* begin *

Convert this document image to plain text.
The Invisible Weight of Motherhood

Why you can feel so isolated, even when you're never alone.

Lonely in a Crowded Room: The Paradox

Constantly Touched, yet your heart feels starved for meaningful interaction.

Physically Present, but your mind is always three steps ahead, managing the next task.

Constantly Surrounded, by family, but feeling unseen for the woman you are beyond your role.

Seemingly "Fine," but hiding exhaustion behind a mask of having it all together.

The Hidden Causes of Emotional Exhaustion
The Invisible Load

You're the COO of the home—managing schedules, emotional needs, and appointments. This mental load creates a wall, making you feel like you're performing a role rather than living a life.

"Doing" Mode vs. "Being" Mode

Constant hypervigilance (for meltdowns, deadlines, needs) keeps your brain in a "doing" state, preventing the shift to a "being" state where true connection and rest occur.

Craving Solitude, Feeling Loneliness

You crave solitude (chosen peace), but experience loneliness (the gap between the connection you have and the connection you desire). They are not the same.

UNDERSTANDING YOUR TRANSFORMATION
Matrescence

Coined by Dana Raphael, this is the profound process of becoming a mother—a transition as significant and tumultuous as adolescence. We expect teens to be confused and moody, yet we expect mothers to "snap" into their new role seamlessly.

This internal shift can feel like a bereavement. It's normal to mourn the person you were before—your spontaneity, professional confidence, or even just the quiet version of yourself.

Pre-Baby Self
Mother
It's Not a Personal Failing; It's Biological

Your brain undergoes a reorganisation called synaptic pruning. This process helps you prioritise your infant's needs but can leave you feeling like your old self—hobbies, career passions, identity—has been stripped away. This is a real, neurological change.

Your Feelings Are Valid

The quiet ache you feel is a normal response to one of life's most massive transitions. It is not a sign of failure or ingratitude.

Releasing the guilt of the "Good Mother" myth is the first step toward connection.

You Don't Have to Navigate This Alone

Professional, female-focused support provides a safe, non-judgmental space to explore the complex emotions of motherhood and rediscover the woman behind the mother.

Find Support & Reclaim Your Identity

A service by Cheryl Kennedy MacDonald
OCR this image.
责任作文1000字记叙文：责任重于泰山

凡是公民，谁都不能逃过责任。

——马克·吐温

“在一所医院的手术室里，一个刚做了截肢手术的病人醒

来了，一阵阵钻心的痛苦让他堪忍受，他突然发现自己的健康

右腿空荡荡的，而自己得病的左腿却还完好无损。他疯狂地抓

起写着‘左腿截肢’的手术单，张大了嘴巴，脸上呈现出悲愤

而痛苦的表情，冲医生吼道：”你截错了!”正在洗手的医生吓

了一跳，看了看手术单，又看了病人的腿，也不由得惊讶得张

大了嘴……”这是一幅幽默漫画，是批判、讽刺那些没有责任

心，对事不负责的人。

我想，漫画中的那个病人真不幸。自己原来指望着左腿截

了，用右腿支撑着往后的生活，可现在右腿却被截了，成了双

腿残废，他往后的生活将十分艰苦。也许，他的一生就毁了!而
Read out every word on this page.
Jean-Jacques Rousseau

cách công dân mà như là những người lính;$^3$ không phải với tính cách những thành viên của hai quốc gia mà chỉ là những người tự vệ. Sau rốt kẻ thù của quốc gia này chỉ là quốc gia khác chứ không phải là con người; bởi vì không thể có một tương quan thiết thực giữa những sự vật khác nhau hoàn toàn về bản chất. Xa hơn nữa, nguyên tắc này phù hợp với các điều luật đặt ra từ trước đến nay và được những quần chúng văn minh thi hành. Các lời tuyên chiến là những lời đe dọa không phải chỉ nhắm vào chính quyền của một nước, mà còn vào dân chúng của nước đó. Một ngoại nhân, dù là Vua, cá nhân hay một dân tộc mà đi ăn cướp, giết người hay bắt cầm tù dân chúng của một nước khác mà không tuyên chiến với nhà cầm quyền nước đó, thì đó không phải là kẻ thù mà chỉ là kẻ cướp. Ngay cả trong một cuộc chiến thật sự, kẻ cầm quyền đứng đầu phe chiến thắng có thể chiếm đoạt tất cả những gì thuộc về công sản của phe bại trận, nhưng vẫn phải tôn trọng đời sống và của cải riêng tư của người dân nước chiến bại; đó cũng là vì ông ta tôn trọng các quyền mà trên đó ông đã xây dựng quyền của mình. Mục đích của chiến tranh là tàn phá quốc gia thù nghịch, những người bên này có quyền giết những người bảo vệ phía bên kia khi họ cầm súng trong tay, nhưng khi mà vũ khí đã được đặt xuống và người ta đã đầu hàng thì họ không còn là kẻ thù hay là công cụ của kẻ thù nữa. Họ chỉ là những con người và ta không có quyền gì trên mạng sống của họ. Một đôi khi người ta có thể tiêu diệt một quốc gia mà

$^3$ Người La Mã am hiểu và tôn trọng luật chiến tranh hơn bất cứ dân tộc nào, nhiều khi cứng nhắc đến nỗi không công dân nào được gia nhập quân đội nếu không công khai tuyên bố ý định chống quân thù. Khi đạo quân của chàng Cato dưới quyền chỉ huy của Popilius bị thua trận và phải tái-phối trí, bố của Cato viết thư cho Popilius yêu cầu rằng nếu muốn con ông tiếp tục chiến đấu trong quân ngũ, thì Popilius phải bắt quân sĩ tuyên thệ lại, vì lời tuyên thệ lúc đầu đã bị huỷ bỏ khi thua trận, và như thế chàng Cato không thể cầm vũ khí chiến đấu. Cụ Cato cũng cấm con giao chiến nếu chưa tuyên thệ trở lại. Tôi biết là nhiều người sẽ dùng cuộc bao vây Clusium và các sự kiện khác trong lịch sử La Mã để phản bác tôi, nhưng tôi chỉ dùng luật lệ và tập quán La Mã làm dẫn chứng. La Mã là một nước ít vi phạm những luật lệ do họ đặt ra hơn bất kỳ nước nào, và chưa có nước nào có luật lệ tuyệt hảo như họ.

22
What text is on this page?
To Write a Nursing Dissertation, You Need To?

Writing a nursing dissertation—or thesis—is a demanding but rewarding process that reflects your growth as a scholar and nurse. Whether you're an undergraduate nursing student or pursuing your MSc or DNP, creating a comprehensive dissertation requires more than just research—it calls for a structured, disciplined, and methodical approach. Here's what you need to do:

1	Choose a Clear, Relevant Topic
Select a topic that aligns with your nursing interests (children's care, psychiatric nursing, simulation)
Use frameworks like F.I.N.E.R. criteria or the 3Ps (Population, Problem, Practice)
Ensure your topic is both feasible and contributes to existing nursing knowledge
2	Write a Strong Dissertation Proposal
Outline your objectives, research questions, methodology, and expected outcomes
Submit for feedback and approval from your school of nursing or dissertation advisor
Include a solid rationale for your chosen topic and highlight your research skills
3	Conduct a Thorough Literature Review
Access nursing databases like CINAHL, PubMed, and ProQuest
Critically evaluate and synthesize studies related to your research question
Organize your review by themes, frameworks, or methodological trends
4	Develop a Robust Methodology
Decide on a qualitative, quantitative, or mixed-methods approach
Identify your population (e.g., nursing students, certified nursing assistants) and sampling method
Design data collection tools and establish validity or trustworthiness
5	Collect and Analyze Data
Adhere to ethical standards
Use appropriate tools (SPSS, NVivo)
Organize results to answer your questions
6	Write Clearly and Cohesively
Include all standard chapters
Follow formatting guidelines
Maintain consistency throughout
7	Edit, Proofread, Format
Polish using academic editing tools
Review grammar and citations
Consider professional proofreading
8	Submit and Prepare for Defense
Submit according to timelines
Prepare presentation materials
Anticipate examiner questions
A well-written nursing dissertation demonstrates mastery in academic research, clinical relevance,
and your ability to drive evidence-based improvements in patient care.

* end *

▶ **GIVEN INSTRUCTION**: In the listing, find each line with the string "Submit" and copy it.

▶ **REPLY TO THE EXERCISE**:
Submit for feedback and approval from your school of nursing or dissertation advisor
8	Submit and Prepare for Defense
Submit according to timelines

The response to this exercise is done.